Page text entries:
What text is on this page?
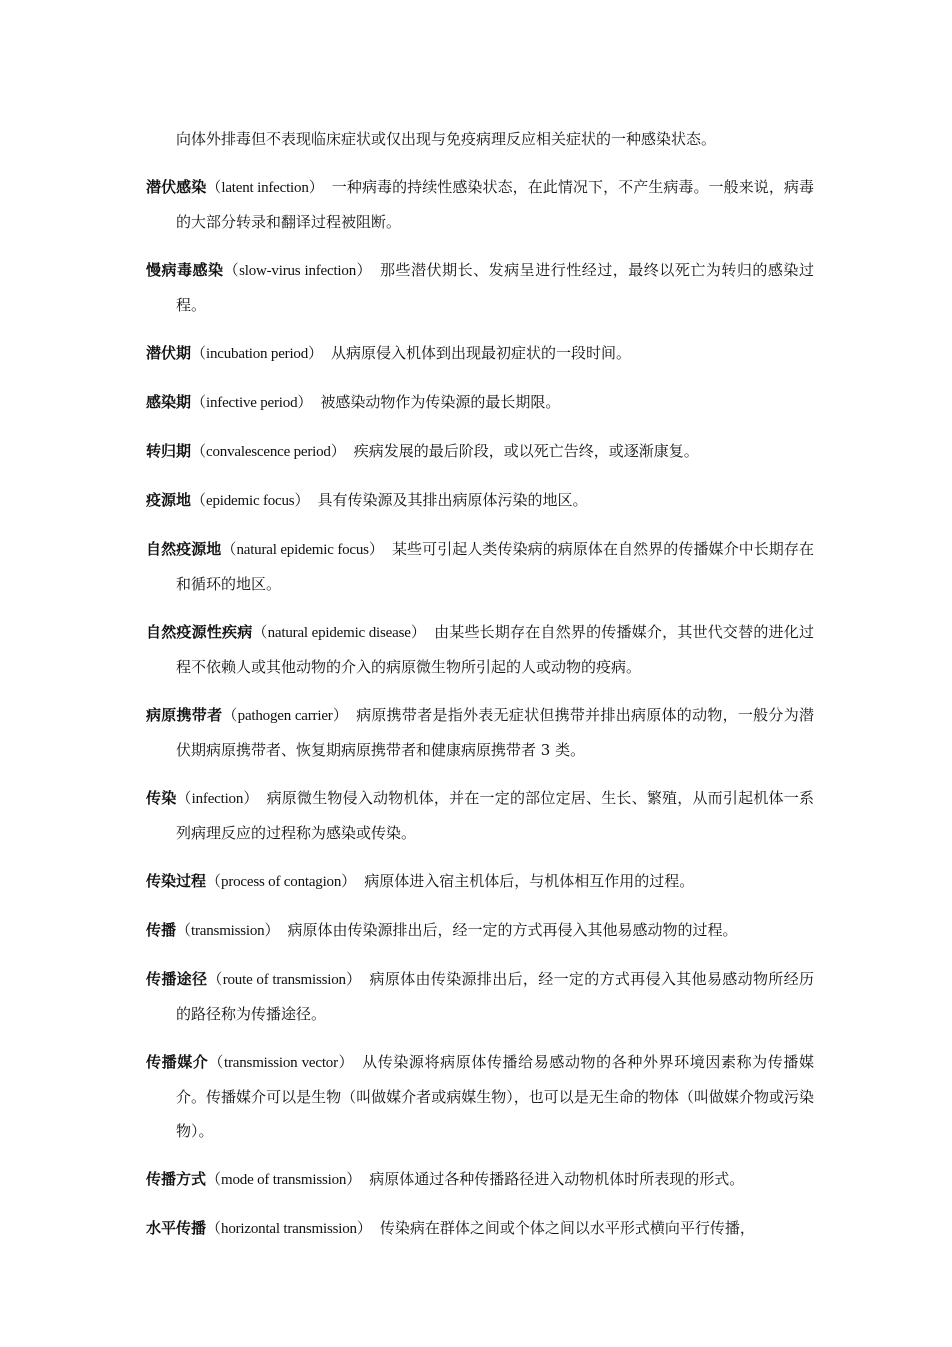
向体外排毒但不表现临床症状或仅出现与免疫病理反应相关症状的一种感染状态。

潜伏感染（latent infection） 一种病毒的持续性感染状态，在此情况下，不产生病毒。一般来说，病毒的大部分转录和翻译过程被阻断。

慢病毒感染（slow-virus infection） 那些潜伏期长、发病呈进行性经过，最终以死亡为转归的感染过程。

潜伏期（incubation period） 从病原侵入机体到出现最初症状的一段时间。

感染期（infective period） 被感染动物作为传染源的最长期限。

转归期（convalescence period） 疾病发展的最后阶段，或以死亡告终，或逐渐康复。

疫源地（epidemic focus） 具有传染源及其排出病原体污染的地区。

自然疫源地（natural epidemic focus） 某些可引起人类传染病的病原体在自然界的传播媒介中长期存在和循环的地区。

自然疫源性疾病（natural epidemic disease） 由某些长期存在自然界的传播媒介，其世代交替的进化过程不依赖人或其他动物的介入的病原微生物所引起的人或动物的疫病。

病原携带者（pathogen carrier） 病原携带者是指外表无症状但携带并排出病原体的动物，一般分为潜伏期病原携带者、恢复期病原携带者和健康病原携带者 3 类。

传染（infection） 病原微生物侵入动物机体，并在一定的部位定居、生长、繁殖，从而引起机体一系列病理反应的过程称为感染或传染。

传染过程（process of contagion） 病原体进入宿主机体后，与机体相互作用的过程。

传播（transmission） 病原体由传染源排出后，经一定的方式再侵入其他易感动物的过程。

传播途径（route of transmission） 病原体由传染源排出后，经一定的方式再侵入其他易感动物所经历的路径称为传播途径。

传播媒介（transmission vector） 从传染源将病原体传播给易感动物的各种外界环境因素称为传播媒介。传播媒介可以是生物（叫做媒介者或病媒生物），也可以是无生命的物体（叫做媒介物或污染物）。

传播方式（mode of transmission） 病原体通过各种传播路径进入动物机体时所表现的形式。

水平传播（horizontal transmission） 传染病在群体之间或个体之间以水平形式横向平行传播，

**PROBLEM TO WORK ON**
Repeat each line of the records exactly, dropping the pictures.

**RESPONSE BELOW**
What text is on this page?
向体外排毒但不表现临床症状或仅出现与免疫病理反应相关症状的一种感染状态。

潜伏感染（latent infection） 一种病毒的持续性感染状态，在此情况下，不产生病毒。一般来说，病毒的大部分转录和翻译过程被阻断。

慢病毒感染（slow-virus infection） 那些潜伏期长、发病呈进行性经过，最终以死亡为转归的感染过程。

潜伏期（incubation period） 从病原侵入机体到出现最初症状的一段时间。

感染期（infective period） 被感染动物作为传染源的最长期限。

转归期（convalescence period） 疾病发展的最后阶段，或以死亡告终，或逐渐康复。

疫源地（epidemic focus） 具有传染源及其排出病原体污染的地区。

自然疫源地（natural epidemic focus） 某些可引起人类传染病的病原体在自然界的传播媒介中长期存在和循环的地区。

自然疫源性疾病（natural epidemic disease） 由某些长期存在自然界的传播媒介，其世代交替的进化过程不依赖人或其他动物的介入的病原微生物所引起的人或动物的疫病。

病原携带者（pathogen carrier） 病原携带者是指外表无症状但携带并排出病原体的动物，一般分为潜伏期病原携带者、恢复期病原携带者和健康病原携带者 3 类。

传染（infection） 病原微生物侵入动物机体，并在一定的部位定居、生长、繁殖，从而引起机体一系列病理反应的过程称为感染或传染。

传染过程（process of contagion） 病原体进入宿主机体后，与机体相互作用的过程。

传播（transmission） 病原体由传染源排出后，经一定的方式再侵入其他易感动物的过程。

传播途径（route of transmission） 病原体由传染源排出后，经一定的方式再侵入其他易感动物所经历的路径称为传播途径。

传播媒介（transmission vector） 从传染源将病原体传播给易感动物的各种外界环境因素称为传播媒介。传播媒介可以是生物（叫做媒介者或病媒生物），也可以是无生命的物体（叫做媒介物或污染物）。

传播方式（mode of transmission） 病原体通过各种传播路径进入动物机体时所表现的形式。

水平传播（horizontal transmission） 传染病在群体之间或个体之间以水平形式横向平行传播，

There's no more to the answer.